• **TASK INSTRUCTIONS**: Select all lines with the string "this" in them, and copy those lines.

Dataset rows about figures:
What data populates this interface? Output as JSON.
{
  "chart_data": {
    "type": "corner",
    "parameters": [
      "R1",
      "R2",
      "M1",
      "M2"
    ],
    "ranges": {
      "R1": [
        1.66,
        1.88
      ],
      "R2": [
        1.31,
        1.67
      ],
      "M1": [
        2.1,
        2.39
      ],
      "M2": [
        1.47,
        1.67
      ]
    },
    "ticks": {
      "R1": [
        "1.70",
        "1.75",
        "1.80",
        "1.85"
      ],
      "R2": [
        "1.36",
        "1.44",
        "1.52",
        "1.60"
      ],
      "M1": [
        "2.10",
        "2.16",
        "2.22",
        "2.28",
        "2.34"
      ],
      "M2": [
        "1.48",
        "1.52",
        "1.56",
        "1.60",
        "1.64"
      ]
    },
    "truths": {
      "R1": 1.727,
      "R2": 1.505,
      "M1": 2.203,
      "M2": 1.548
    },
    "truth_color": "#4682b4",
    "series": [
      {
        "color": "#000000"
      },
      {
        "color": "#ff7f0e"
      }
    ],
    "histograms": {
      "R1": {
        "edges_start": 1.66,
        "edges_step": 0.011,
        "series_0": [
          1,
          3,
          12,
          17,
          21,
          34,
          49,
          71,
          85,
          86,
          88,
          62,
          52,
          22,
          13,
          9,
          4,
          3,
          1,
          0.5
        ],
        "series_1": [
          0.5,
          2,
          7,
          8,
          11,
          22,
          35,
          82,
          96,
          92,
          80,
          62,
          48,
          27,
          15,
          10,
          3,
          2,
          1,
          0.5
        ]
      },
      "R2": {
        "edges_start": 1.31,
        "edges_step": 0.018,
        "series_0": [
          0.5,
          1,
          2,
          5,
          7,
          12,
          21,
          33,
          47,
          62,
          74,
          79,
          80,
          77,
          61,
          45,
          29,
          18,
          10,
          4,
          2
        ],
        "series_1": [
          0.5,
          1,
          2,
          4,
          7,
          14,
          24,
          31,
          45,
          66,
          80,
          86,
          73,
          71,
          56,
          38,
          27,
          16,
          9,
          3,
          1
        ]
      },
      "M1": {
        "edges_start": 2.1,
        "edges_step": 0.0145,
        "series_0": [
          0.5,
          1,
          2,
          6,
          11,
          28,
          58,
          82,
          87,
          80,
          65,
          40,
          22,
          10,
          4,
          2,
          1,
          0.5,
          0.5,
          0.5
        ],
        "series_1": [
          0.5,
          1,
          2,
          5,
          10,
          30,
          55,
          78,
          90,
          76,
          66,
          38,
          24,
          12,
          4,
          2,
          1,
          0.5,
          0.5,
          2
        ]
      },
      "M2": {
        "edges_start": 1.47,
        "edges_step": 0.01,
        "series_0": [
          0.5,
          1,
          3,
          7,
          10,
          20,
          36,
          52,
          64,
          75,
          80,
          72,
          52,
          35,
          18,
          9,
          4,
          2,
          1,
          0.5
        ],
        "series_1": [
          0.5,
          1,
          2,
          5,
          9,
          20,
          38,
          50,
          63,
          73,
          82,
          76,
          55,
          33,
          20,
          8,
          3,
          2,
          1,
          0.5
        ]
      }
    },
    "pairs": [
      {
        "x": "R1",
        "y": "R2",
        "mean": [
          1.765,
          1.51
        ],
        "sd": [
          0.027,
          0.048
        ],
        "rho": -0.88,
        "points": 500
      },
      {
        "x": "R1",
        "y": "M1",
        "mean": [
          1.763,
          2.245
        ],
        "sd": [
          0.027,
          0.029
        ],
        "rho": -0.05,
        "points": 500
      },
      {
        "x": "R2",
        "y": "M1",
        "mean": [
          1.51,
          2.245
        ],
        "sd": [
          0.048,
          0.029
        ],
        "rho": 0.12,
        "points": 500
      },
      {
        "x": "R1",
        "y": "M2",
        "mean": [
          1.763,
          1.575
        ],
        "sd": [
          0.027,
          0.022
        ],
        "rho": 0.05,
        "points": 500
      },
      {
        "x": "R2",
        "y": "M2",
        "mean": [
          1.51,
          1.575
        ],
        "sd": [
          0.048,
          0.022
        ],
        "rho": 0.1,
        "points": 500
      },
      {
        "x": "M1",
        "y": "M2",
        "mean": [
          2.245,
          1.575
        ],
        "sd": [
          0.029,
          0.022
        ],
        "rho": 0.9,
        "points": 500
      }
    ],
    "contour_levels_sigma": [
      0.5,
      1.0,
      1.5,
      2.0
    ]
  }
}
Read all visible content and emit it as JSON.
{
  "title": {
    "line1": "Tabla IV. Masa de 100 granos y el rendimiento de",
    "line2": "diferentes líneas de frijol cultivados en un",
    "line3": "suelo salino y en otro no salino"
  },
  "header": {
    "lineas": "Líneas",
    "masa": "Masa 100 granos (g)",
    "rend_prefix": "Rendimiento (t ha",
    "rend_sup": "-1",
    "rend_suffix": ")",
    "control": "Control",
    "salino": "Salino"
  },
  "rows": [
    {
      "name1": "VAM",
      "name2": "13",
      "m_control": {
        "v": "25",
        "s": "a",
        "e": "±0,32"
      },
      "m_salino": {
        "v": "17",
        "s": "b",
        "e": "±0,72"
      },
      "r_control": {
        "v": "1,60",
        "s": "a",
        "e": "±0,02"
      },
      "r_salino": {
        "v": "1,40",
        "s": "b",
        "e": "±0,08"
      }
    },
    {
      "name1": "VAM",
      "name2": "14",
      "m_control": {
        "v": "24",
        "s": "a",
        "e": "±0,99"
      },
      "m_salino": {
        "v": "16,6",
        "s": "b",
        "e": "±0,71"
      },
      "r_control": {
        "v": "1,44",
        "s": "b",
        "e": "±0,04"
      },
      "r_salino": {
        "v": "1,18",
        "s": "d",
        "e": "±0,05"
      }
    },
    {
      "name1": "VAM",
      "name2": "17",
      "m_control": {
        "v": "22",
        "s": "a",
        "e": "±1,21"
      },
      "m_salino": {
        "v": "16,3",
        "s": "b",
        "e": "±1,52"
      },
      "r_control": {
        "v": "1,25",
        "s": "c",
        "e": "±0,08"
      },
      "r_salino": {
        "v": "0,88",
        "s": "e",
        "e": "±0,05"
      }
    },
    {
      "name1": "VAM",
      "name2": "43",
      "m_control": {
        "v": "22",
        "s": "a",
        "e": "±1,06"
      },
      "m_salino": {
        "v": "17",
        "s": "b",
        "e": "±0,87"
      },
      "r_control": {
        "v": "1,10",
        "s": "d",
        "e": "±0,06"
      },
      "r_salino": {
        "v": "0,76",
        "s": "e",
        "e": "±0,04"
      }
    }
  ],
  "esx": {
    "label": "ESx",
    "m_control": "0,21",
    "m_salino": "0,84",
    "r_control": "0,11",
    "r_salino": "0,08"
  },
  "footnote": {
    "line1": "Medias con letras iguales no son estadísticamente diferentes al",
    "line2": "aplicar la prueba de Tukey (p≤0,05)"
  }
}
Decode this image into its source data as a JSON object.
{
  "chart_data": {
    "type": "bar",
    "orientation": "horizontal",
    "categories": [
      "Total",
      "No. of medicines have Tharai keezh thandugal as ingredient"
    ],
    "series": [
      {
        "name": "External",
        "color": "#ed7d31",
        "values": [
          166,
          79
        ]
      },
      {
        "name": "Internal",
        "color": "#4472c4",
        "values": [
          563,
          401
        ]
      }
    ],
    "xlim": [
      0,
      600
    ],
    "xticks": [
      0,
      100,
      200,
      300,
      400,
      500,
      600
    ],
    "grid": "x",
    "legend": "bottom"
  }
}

• **TASK OUTPUT**:
What data populates this interface? Output as JSON.
Decode this image into its source data as a JSON object.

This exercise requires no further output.